The request: Copy every line of the listing that holds the string "Bybit".

Material provided:

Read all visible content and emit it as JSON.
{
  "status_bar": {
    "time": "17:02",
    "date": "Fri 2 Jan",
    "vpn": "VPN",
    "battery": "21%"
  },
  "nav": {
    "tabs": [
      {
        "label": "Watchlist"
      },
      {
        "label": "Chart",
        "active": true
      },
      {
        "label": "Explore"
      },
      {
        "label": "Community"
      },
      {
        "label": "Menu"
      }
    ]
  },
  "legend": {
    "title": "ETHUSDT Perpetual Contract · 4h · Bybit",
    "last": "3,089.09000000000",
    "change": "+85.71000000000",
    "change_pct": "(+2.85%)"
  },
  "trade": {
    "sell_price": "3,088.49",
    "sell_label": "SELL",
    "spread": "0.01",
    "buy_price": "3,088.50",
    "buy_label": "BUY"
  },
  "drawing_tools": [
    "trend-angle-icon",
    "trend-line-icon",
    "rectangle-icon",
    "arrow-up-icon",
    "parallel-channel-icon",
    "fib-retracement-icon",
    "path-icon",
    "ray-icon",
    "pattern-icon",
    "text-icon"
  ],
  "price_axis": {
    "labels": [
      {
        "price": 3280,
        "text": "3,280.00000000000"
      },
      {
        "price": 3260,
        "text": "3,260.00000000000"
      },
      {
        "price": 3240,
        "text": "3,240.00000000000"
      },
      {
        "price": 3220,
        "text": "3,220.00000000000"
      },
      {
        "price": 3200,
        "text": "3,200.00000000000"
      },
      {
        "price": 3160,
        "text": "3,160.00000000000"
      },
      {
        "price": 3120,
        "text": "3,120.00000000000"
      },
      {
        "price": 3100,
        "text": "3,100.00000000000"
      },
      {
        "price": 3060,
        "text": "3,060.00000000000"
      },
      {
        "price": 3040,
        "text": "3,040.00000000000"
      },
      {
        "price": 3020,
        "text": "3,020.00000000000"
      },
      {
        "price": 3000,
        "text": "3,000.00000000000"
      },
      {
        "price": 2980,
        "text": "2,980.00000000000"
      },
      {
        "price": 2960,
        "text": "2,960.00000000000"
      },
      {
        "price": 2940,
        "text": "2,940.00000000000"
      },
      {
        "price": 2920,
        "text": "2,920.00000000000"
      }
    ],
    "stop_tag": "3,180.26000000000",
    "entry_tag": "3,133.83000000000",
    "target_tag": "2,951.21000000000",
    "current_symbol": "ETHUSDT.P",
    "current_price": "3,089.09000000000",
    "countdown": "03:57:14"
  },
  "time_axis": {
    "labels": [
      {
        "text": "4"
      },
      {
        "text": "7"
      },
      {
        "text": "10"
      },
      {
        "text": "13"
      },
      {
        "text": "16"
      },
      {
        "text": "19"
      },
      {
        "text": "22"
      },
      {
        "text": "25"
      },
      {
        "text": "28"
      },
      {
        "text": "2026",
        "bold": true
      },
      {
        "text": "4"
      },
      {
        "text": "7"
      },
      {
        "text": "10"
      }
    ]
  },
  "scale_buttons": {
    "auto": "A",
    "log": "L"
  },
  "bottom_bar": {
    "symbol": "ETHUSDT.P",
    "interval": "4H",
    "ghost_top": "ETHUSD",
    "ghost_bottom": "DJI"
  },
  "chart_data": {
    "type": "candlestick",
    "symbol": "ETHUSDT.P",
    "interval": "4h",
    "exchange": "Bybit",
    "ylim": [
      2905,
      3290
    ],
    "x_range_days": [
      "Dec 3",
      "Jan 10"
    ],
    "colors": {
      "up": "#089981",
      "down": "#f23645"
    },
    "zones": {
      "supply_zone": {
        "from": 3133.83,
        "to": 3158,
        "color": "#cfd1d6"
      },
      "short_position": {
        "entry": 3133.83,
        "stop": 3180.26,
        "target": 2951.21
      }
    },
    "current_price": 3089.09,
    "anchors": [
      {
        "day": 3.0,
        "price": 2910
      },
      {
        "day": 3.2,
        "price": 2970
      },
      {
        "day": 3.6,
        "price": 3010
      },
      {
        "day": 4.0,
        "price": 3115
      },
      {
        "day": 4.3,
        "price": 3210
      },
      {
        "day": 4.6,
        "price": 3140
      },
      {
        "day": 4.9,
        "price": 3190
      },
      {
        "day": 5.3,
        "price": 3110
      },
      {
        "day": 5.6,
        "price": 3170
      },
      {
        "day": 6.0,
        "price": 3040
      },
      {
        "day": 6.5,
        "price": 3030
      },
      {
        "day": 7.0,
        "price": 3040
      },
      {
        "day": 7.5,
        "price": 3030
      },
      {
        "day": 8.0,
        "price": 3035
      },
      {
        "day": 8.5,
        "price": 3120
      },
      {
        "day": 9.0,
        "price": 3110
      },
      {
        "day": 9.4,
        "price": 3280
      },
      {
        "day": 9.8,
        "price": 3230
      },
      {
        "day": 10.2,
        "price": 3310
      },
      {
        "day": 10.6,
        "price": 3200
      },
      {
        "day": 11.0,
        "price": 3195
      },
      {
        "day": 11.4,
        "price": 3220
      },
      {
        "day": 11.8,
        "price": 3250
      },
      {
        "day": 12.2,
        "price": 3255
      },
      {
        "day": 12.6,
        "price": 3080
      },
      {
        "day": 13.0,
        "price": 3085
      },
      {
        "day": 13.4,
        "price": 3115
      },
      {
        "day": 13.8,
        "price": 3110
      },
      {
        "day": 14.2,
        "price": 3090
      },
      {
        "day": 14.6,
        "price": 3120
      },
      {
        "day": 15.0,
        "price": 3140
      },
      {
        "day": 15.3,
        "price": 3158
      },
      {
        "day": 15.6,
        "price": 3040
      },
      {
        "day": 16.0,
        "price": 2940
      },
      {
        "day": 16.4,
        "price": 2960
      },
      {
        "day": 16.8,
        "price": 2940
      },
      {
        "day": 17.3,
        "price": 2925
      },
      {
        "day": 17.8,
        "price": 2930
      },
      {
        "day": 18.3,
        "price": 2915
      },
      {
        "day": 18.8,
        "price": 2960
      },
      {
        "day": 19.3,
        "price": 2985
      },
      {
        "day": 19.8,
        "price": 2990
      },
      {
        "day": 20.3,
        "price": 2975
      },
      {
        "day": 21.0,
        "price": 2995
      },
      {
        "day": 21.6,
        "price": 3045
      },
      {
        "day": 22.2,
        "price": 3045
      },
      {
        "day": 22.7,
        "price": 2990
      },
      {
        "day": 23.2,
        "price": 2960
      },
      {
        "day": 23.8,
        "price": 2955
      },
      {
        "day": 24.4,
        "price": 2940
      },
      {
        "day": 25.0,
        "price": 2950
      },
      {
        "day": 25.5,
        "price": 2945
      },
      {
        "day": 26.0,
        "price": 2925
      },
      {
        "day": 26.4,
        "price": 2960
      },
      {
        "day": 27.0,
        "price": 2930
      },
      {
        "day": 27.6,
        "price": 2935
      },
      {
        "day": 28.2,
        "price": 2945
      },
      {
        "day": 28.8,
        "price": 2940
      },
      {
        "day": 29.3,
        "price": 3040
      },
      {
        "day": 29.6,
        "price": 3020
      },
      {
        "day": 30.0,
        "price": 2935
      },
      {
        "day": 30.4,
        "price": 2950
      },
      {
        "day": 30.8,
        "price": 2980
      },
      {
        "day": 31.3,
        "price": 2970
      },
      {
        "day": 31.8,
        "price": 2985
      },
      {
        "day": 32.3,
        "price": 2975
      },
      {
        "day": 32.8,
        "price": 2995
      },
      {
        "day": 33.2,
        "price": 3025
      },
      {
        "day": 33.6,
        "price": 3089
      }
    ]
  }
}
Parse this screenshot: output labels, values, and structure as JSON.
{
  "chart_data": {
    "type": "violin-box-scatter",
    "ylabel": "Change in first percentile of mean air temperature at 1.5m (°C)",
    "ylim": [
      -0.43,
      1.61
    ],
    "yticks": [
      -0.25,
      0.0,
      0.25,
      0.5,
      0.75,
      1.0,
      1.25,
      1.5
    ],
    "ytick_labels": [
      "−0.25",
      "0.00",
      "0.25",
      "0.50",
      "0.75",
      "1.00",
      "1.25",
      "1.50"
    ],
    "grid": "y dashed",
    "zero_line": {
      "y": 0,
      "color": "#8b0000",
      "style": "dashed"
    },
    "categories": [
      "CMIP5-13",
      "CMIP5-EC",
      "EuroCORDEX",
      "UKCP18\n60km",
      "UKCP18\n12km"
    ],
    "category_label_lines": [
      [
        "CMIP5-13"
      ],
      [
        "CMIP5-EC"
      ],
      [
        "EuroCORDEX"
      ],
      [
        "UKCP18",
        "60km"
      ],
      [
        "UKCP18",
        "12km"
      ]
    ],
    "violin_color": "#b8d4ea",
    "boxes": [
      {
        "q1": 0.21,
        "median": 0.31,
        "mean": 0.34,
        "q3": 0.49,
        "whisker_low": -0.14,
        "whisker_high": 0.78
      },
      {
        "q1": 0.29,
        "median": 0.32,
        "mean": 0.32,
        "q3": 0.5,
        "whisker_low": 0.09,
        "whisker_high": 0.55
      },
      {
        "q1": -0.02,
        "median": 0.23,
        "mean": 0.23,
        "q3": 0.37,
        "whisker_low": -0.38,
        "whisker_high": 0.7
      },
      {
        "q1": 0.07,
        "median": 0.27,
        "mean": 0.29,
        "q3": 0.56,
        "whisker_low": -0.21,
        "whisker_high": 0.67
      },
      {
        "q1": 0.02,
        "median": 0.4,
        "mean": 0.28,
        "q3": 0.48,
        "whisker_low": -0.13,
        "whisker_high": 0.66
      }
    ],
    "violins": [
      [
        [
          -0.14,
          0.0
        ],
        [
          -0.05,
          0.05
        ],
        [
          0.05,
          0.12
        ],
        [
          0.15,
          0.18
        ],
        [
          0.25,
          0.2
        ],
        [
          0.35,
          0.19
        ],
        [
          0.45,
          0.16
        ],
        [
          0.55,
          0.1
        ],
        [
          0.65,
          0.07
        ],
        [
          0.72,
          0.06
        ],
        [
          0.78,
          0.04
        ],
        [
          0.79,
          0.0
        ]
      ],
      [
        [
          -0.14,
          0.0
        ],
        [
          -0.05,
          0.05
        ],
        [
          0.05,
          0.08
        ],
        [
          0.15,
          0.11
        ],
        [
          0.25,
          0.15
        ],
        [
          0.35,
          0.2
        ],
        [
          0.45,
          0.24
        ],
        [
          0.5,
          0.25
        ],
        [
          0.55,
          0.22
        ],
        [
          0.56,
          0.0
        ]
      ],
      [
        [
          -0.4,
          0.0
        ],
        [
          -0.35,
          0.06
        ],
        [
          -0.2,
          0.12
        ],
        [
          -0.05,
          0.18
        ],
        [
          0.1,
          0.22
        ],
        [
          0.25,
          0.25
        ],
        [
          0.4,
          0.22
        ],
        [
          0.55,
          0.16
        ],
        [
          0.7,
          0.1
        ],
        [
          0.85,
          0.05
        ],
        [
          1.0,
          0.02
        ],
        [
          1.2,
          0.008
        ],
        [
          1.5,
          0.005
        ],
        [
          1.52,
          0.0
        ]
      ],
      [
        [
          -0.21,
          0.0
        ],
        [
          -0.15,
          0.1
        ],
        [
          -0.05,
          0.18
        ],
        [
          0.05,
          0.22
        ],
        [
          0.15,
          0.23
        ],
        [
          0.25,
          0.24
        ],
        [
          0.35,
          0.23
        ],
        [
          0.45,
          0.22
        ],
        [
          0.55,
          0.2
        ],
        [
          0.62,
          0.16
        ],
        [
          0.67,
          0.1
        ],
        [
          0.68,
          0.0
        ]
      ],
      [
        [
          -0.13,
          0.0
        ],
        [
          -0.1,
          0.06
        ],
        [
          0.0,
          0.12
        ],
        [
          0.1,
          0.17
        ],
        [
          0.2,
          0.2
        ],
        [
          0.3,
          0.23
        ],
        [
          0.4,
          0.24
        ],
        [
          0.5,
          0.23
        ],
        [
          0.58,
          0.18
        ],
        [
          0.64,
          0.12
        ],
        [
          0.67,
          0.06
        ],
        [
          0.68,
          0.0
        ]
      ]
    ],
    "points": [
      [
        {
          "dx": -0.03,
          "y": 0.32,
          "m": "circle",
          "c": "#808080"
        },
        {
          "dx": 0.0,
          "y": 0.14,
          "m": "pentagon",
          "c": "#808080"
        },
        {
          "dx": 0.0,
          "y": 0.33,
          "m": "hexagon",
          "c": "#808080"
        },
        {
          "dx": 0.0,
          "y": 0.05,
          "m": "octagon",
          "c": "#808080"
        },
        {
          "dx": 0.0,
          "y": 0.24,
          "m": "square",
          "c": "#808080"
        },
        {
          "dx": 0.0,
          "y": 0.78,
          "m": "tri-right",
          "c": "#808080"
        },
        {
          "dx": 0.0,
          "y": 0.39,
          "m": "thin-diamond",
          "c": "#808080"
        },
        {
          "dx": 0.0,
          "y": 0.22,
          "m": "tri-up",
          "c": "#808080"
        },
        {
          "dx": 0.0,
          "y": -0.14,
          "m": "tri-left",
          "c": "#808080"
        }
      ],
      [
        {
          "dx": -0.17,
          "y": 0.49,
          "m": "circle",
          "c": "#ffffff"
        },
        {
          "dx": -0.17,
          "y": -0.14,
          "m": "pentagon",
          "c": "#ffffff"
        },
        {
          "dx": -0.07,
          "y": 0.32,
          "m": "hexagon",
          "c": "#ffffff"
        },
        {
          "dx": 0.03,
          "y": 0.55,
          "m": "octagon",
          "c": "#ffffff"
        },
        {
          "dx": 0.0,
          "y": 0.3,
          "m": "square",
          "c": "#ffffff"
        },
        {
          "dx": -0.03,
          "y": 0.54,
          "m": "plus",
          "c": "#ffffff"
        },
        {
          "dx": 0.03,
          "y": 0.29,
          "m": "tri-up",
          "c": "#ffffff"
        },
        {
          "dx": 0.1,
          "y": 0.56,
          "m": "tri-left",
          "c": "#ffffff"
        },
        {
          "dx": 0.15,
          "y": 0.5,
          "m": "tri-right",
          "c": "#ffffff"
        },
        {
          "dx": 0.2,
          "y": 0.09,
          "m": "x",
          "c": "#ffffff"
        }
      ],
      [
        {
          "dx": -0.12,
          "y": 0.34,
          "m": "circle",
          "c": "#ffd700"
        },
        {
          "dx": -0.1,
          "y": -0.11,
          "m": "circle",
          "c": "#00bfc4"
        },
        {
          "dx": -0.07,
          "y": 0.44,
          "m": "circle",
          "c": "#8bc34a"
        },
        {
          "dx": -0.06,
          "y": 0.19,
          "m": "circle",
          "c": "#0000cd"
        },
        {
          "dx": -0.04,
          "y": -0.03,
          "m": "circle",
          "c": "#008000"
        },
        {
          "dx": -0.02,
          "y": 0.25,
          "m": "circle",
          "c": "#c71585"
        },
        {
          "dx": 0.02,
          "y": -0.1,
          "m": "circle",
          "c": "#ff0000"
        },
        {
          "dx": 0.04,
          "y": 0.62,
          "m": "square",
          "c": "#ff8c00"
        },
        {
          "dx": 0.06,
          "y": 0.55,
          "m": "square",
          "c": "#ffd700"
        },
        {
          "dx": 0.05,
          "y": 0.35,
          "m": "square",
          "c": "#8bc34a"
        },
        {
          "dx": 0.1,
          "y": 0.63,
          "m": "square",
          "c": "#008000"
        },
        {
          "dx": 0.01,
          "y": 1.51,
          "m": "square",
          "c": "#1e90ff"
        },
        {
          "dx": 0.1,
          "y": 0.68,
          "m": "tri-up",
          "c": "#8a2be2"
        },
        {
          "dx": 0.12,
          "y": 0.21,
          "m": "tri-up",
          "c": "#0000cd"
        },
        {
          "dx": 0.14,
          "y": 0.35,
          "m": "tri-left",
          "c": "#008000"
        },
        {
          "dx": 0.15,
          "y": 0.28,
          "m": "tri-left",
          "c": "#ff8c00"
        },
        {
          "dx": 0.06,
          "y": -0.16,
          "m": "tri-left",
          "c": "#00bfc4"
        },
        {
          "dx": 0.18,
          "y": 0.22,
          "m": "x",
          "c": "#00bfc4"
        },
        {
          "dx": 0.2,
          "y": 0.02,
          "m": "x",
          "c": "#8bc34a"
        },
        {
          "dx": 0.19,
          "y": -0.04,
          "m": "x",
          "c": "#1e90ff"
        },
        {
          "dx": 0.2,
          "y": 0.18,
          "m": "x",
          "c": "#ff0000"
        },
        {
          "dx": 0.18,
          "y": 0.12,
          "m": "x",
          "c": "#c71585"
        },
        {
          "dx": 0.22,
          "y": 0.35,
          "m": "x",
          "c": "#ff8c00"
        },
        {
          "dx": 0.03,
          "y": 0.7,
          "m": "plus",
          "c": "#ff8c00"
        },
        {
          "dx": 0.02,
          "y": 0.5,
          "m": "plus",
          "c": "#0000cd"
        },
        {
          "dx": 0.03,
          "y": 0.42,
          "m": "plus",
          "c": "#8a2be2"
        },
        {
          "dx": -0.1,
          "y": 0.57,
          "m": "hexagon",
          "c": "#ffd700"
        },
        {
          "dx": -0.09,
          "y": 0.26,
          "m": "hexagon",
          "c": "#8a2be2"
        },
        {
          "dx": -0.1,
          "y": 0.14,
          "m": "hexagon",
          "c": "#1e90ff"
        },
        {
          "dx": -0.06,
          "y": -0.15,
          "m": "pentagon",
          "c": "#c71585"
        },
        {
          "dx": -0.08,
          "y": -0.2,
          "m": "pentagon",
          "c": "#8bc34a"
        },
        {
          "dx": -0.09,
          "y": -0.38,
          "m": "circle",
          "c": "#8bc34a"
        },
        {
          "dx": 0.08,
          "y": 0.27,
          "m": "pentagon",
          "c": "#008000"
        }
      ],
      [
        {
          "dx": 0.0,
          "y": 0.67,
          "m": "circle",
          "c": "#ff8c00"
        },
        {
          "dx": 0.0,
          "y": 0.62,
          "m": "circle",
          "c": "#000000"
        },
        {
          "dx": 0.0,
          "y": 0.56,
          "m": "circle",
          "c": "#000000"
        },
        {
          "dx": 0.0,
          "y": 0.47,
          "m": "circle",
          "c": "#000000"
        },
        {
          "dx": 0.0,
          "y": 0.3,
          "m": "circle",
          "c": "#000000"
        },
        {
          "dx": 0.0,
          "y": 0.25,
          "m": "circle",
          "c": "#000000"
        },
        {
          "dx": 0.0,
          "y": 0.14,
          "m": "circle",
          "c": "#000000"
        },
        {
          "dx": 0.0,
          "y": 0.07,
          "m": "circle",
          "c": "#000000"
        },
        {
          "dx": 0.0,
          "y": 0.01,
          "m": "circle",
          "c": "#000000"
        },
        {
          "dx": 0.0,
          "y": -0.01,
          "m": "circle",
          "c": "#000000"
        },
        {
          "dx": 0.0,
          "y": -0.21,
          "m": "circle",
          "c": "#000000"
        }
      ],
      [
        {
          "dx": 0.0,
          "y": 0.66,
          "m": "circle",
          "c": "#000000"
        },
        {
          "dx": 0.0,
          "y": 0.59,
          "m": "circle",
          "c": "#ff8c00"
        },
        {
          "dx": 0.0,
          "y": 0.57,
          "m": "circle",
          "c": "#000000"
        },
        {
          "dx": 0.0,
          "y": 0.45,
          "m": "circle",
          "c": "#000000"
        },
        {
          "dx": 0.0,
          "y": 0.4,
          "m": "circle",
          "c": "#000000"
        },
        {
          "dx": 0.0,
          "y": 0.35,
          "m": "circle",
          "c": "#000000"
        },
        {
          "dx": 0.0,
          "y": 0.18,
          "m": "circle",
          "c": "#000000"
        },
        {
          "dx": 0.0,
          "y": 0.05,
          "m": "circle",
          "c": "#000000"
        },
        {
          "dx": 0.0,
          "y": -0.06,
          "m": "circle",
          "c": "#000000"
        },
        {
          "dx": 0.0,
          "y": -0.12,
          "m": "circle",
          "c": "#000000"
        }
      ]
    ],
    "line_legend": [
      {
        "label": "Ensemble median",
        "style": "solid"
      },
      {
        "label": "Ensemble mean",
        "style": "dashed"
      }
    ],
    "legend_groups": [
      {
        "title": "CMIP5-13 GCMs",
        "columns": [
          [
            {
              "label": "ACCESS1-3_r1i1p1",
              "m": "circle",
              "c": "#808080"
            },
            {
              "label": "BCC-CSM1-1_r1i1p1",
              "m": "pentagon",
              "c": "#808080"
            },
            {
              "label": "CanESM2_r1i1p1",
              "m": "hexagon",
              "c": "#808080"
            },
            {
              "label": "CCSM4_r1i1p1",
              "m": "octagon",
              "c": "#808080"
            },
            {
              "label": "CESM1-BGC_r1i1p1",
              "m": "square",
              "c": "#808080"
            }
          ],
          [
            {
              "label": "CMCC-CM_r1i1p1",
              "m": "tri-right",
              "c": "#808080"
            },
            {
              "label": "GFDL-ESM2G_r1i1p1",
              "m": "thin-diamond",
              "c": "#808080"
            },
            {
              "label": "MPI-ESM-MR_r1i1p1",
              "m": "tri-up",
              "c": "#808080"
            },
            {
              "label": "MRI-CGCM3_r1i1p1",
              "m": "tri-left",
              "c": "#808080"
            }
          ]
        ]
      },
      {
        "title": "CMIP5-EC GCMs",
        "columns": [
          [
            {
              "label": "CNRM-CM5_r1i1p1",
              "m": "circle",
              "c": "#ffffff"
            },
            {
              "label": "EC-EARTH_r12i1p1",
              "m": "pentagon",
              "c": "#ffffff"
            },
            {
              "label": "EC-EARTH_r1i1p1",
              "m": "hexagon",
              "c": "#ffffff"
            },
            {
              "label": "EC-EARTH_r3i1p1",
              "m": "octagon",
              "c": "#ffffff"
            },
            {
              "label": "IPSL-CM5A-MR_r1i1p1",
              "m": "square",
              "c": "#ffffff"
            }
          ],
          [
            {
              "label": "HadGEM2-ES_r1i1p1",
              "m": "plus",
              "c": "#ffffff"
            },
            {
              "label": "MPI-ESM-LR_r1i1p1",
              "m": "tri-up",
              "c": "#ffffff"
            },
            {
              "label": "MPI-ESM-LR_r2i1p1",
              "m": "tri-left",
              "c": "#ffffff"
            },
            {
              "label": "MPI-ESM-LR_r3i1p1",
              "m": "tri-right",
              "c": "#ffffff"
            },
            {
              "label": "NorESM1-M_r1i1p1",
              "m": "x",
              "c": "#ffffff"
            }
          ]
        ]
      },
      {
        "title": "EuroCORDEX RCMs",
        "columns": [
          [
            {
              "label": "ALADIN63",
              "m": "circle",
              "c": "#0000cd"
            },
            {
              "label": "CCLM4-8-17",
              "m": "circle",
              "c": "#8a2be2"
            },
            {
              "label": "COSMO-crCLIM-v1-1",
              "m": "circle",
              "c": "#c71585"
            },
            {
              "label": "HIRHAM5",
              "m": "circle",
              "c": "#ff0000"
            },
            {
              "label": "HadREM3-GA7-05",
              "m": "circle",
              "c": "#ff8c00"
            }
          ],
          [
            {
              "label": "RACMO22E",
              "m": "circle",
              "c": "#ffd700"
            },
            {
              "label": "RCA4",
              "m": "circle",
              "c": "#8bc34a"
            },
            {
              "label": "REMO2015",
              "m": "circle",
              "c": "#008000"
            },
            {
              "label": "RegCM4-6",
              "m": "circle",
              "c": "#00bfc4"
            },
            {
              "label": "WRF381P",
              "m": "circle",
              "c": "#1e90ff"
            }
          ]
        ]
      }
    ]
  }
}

Task output:
    "title": "ETHUSDT Perpetual Contract · 4h · Bybit",
    "exchange": "Bybit",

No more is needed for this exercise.